** start **
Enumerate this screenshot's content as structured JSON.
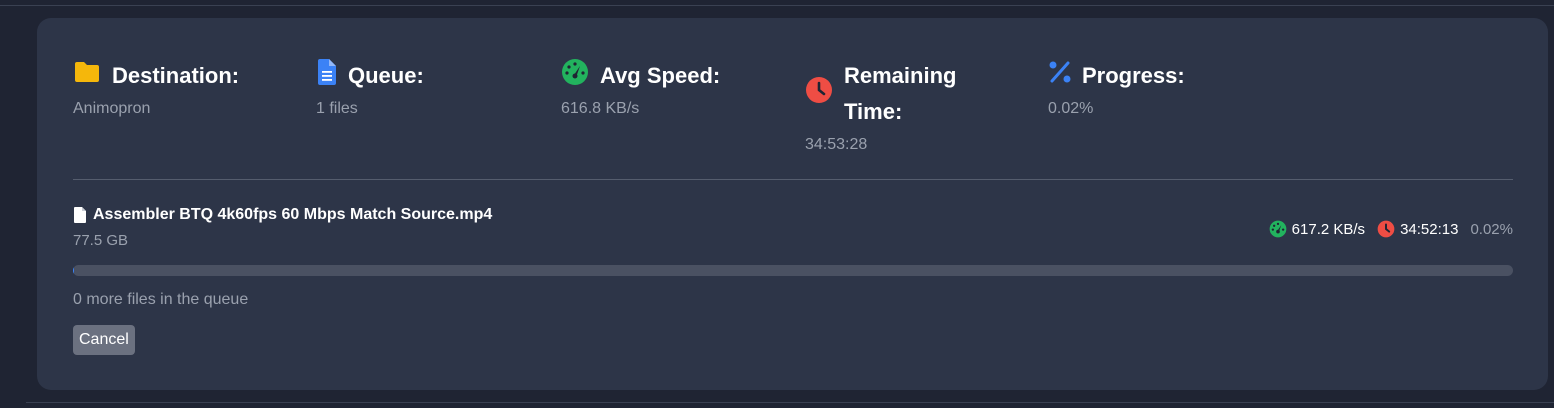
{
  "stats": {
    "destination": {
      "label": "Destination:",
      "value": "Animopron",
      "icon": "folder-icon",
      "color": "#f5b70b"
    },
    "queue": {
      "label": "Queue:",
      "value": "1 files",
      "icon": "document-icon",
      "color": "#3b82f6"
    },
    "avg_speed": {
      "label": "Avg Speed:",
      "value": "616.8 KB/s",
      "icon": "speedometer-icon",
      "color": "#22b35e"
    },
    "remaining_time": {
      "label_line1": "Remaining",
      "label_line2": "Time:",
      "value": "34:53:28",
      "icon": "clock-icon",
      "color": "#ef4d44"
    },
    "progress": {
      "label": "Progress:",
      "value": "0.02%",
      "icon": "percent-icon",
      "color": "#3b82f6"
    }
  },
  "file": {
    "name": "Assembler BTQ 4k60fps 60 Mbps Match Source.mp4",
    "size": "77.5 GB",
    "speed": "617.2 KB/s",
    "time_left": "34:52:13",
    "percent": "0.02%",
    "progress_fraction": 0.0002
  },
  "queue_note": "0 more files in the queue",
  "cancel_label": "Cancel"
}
** end **
### Written exercise:
Count up the lines in the listing that hold the word "icon", and give that number only.

### Answer to the task:
5